» **Dataset records**:
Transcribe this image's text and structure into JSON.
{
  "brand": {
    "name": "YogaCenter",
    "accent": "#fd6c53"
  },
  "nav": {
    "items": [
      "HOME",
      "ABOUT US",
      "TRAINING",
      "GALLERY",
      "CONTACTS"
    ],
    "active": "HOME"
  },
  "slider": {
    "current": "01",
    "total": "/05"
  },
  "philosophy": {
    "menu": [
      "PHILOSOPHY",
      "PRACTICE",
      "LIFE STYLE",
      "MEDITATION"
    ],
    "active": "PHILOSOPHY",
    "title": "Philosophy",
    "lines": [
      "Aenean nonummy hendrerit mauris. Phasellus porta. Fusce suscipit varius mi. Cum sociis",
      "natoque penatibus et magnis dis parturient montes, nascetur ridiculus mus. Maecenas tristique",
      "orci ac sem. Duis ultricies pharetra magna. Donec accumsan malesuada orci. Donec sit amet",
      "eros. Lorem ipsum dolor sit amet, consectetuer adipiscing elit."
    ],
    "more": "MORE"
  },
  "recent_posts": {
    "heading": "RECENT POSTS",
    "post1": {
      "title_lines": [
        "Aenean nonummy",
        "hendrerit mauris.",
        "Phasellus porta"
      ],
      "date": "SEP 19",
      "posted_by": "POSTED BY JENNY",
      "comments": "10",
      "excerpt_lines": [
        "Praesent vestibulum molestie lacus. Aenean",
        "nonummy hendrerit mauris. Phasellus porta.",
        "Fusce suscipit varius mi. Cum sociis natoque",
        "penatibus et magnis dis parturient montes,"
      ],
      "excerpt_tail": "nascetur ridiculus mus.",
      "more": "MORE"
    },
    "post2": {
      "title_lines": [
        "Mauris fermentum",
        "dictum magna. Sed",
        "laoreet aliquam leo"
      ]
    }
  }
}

» **Required task**: Using the entries above, find all lines with "sociis". Copy them.

» **Task output**:
      "Aenean nonummy hendrerit mauris. Phasellus porta. Fusce suscipit varius mi. Cum sociis",
        "Fusce suscipit varius mi. Cum sociis natoque",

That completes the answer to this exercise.